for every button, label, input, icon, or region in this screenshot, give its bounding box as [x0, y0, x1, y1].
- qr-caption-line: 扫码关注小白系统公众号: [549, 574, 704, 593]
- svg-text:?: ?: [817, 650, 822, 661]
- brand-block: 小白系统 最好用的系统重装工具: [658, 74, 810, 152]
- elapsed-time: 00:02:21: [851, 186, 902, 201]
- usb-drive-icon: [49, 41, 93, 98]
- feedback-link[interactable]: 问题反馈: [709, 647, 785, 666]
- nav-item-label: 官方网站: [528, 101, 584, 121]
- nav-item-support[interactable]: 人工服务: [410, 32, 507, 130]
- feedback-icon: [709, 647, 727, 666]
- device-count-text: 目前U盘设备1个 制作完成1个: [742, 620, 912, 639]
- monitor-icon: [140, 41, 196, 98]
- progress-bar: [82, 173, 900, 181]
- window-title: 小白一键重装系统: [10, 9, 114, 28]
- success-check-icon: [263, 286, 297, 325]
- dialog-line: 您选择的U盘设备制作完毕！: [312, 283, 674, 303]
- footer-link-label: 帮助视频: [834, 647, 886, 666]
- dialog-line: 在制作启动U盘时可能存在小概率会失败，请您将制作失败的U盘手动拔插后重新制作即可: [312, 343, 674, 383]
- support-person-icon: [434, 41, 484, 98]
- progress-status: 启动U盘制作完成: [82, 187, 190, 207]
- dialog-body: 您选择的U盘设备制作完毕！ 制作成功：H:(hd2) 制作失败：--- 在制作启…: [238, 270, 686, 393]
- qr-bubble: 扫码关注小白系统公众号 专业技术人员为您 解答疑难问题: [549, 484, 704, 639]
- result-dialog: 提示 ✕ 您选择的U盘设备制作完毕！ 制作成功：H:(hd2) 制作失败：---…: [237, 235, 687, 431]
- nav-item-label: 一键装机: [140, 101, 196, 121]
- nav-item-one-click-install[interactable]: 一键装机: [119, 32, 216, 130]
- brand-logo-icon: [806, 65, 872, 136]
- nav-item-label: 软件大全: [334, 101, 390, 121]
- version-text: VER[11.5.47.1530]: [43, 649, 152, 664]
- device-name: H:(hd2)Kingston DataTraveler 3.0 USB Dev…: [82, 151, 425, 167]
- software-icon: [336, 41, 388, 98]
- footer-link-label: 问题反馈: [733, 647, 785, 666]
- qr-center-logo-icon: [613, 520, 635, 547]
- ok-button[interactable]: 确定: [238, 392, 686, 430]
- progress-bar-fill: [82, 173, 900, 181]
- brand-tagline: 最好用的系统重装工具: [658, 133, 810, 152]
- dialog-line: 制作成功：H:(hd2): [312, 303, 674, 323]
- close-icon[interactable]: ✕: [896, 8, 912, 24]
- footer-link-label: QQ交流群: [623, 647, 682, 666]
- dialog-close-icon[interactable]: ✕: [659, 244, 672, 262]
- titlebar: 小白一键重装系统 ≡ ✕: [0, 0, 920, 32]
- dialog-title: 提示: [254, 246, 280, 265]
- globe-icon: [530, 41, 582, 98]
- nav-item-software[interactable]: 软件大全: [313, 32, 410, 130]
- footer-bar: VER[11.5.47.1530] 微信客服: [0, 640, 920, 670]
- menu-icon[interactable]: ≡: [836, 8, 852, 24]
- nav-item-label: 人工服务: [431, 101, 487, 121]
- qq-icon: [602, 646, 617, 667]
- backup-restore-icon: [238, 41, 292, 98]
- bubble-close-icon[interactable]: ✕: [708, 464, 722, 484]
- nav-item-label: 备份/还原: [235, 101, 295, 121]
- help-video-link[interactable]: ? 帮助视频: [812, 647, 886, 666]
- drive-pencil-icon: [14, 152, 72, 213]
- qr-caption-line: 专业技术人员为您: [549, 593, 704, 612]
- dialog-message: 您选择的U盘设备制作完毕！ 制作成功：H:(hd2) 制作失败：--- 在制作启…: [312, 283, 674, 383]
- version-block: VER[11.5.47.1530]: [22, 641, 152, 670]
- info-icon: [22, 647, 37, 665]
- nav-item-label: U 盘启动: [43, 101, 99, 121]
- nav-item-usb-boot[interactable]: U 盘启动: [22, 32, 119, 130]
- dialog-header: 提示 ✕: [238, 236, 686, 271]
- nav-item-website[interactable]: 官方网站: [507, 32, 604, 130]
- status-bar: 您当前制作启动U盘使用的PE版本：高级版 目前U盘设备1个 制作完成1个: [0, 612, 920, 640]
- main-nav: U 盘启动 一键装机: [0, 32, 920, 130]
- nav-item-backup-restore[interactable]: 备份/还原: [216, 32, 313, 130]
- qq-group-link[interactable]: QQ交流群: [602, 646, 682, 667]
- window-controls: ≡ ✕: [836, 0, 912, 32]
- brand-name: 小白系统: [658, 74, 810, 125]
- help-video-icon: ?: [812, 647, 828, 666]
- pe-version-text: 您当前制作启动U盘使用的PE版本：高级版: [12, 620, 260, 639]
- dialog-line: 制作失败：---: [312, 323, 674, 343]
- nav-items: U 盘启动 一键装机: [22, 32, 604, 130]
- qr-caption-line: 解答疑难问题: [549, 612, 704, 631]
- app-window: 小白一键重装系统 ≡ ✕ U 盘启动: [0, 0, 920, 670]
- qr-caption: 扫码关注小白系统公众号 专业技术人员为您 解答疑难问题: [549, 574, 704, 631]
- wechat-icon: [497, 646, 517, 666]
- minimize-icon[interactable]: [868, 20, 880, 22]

__________

» Exercise directions: Starting at the first of the lines above and ending at the line that contains "- close-icon[interactable]: ✕: [896, 8, 912, 24]", recast those lines as a numbered list and omit any blank lines.

» Solution below:
1. for every button, label, input, icon, or region in this screenshot, give its bounding box as [x0, y0, x1, y1].
2. - qr-caption-line: 扫码关注小白系统公众号: [549, 574, 704, 593]
3. - svg-text:?: ?: [817, 650, 822, 661]
4. - brand-block: 小白系统 最好用的系统重装工具: [658, 74, 810, 152]
5. - elapsed-time: 00:02:21: [851, 186, 902, 201]
6. - usb-drive-icon: [49, 41, 93, 98]
7. - feedback-link[interactable]: 问题反馈: [709, 647, 785, 666]
8. - nav-item-label: 官方网站: [528, 101, 584, 121]
9. - nav-item-support[interactable]: 人工服务: [410, 32, 507, 130]
10. - feedback-icon: [709, 647, 727, 666]
11. - device-count-text: 目前U盘设备1个 制作完成1个: [742, 620, 912, 639]
12. - monitor-icon: [140, 41, 196, 98]
13. - progress-bar: [82, 173, 900, 181]
14. - window-title: 小白一键重装系统: [10, 9, 114, 28]
15. - success-check-icon: [263, 286, 297, 325]
16. - dialog-line: 您选择的U盘设备制作完毕！: [312, 283, 674, 303]
17. - footer-link-label: 帮助视频: [834, 647, 886, 666]
18. - dialog-line: 在制作启动U盘时可能存在小概率会失败，请您将制作失败的U盘手动拔插后重新制作即可: [312, 343, 674, 383]
19. - support-person-icon: [434, 41, 484, 98]
20. - progress-status: 启动U盘制作完成: [82, 187, 190, 207]
21. - dialog-body: 您选择的U盘设备制作完毕！ 制作成功：H:(hd2) 制作失败：--- 在制作启…: [238, 270, 686, 393]
22. - qr-bubble: 扫码关注小白系统公众号 专业技术人员为您 解答疑难问题: [549, 484, 704, 639]
23. - result-dialog: 提示 ✕ 您选择的U盘设备制作完毕！ 制作成功：H:(hd2) 制作失败：---…: [237, 235, 687, 431]
24. - nav-item-label: 一键装机: [140, 101, 196, 121]
25. - nav-item-one-click-install[interactable]: 一键装机: [119, 32, 216, 130]
26. - brand-logo-icon: [806, 65, 872, 136]
27. - nav-item-label: 软件大全: [334, 101, 390, 121]
28. - version-text: VER[11.5.47.1530]: [43, 649, 152, 664]
29. - device-name: H:(hd2)Kingston DataTraveler 3.0 USB Dev…: [82, 151, 425, 167]
30. - software-icon: [336, 41, 388, 98]
31. - footer-link-label: 问题反馈: [733, 647, 785, 666]
32. - qr-center-logo-icon: [613, 520, 635, 547]
33. - ok-button[interactable]: 确定: [238, 392, 686, 430]
34. - progress-bar-fill: [82, 173, 900, 181]
35. - brand-tagline: 最好用的系统重装工具: [658, 133, 810, 152]
36. - dialog-line: 制作成功：H:(hd2): [312, 303, 674, 323]
37. - close-icon[interactable]: ✕: [896, 8, 912, 24]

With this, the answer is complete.